** START OF MATERIAL PROVIDED **

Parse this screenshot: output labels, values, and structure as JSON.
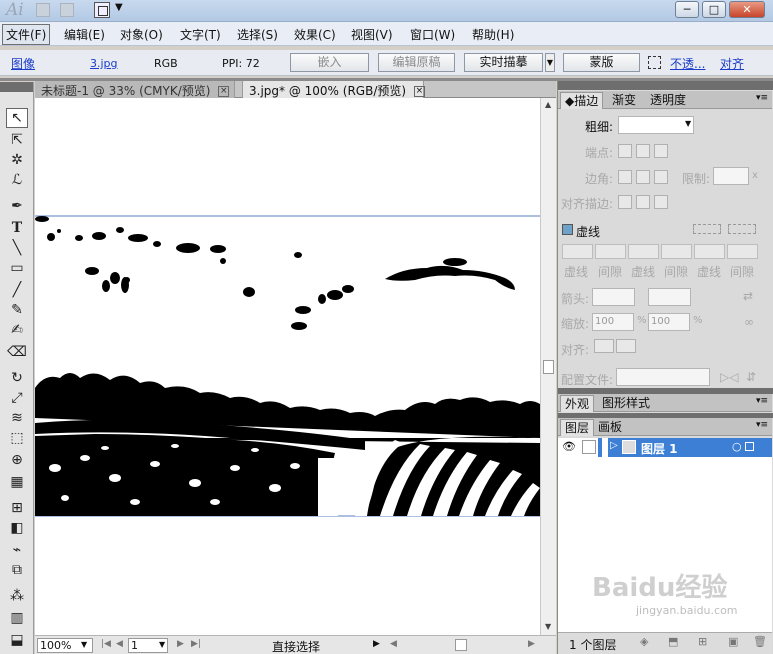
{
  "app": {
    "logo": "Ai"
  },
  "menubar": {
    "items": [
      "文件(F)",
      "编辑(E)",
      "对象(O)",
      "文字(T)",
      "选择(S)",
      "效果(C)",
      "视图(V)",
      "窗口(W)",
      "帮助(H)"
    ]
  },
  "controlbar": {
    "image_label": "图像",
    "filename": "3.jpg",
    "color_mode": "RGB",
    "ppi": "PPI: 72",
    "embed_button": "嵌入",
    "edit_original_button": "编辑原稿",
    "live_trace_button": "实时描摹",
    "mask_button": "蒙版",
    "opacity_link": "不透...",
    "align_link": "对齐"
  },
  "tabs": [
    {
      "label": "未标题-1 @ 33% (CMYK/预览)",
      "close": "×"
    },
    {
      "label": "3.jpg* @ 100% (RGB/预览)",
      "close": "×"
    }
  ],
  "statusbar": {
    "zoom": "100%",
    "page": "1",
    "tool_label": "直接选择"
  },
  "stroke_panel": {
    "tabs": [
      "描边",
      "渐变",
      "透明度"
    ],
    "weight_label": "粗细:",
    "cap_label": "端点:",
    "corner_label": "边角:",
    "limit_label": "限制:",
    "limit_unit": "x",
    "align_label": "对齐描边:",
    "dashed_label": "虚线",
    "dash_labels": [
      "虚线",
      "间隙",
      "虚线",
      "间隙",
      "虚线",
      "间隙"
    ],
    "arrow_label": "箭头:",
    "scale_label": "缩放:",
    "scale_start": "100",
    "scale_end": "100",
    "scale_unit": "%",
    "align_arrow_label": "对齐:",
    "profile_label": "配置文件:"
  },
  "appearance_panel": {
    "tabs": [
      "外观",
      "图形样式"
    ]
  },
  "layers_panel": {
    "tabs": [
      "图层",
      "画板"
    ],
    "layer_name": "图层 1",
    "footer": "1 个图层"
  },
  "watermark": {
    "brand": "Baidu经验",
    "url": "jingyan.baidu.com"
  }
}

** END OF MATERIAL PROVIDED **

» WHAT THE TASK REQUIRES
Write out the entries above word for word. Do not include the pictures.

» ANSWER TO THIS TASK
Parse this screenshot: output labels, values, and structure as JSON.
{
  "app": {
    "logo": "Ai"
  },
  "menubar": {
    "items": [
      "文件(F)",
      "编辑(E)",
      "对象(O)",
      "文字(T)",
      "选择(S)",
      "效果(C)",
      "视图(V)",
      "窗口(W)",
      "帮助(H)"
    ]
  },
  "controlbar": {
    "image_label": "图像",
    "filename": "3.jpg",
    "color_mode": "RGB",
    "ppi": "PPI: 72",
    "embed_button": "嵌入",
    "edit_original_button": "编辑原稿",
    "live_trace_button": "实时描摹",
    "mask_button": "蒙版",
    "opacity_link": "不透...",
    "align_link": "对齐"
  },
  "tabs": [
    {
      "label": "未标题-1 @ 33% (CMYK/预览)",
      "close": "×"
    },
    {
      "label": "3.jpg* @ 100% (RGB/预览)",
      "close": "×"
    }
  ],
  "statusbar": {
    "zoom": "100%",
    "page": "1",
    "tool_label": "直接选择"
  },
  "stroke_panel": {
    "tabs": [
      "描边",
      "渐变",
      "透明度"
    ],
    "weight_label": "粗细:",
    "cap_label": "端点:",
    "corner_label": "边角:",
    "limit_label": "限制:",
    "limit_unit": "x",
    "align_label": "对齐描边:",
    "dashed_label": "虚线",
    "dash_labels": [
      "虚线",
      "间隙",
      "虚线",
      "间隙",
      "虚线",
      "间隙"
    ],
    "arrow_label": "箭头:",
    "scale_label": "缩放:",
    "scale_start": "100",
    "scale_end": "100",
    "scale_unit": "%",
    "align_arrow_label": "对齐:",
    "profile_label": "配置文件:"
  },
  "appearance_panel": {
    "tabs": [
      "外观",
      "图形样式"
    ]
  },
  "layers_panel": {
    "tabs": [
      "图层",
      "画板"
    ],
    "layer_name": "图层 1",
    "footer": "1 个图层"
  },
  "watermark": {
    "brand": "Baidu经验",
    "url": "jingyan.baidu.com"
  }
}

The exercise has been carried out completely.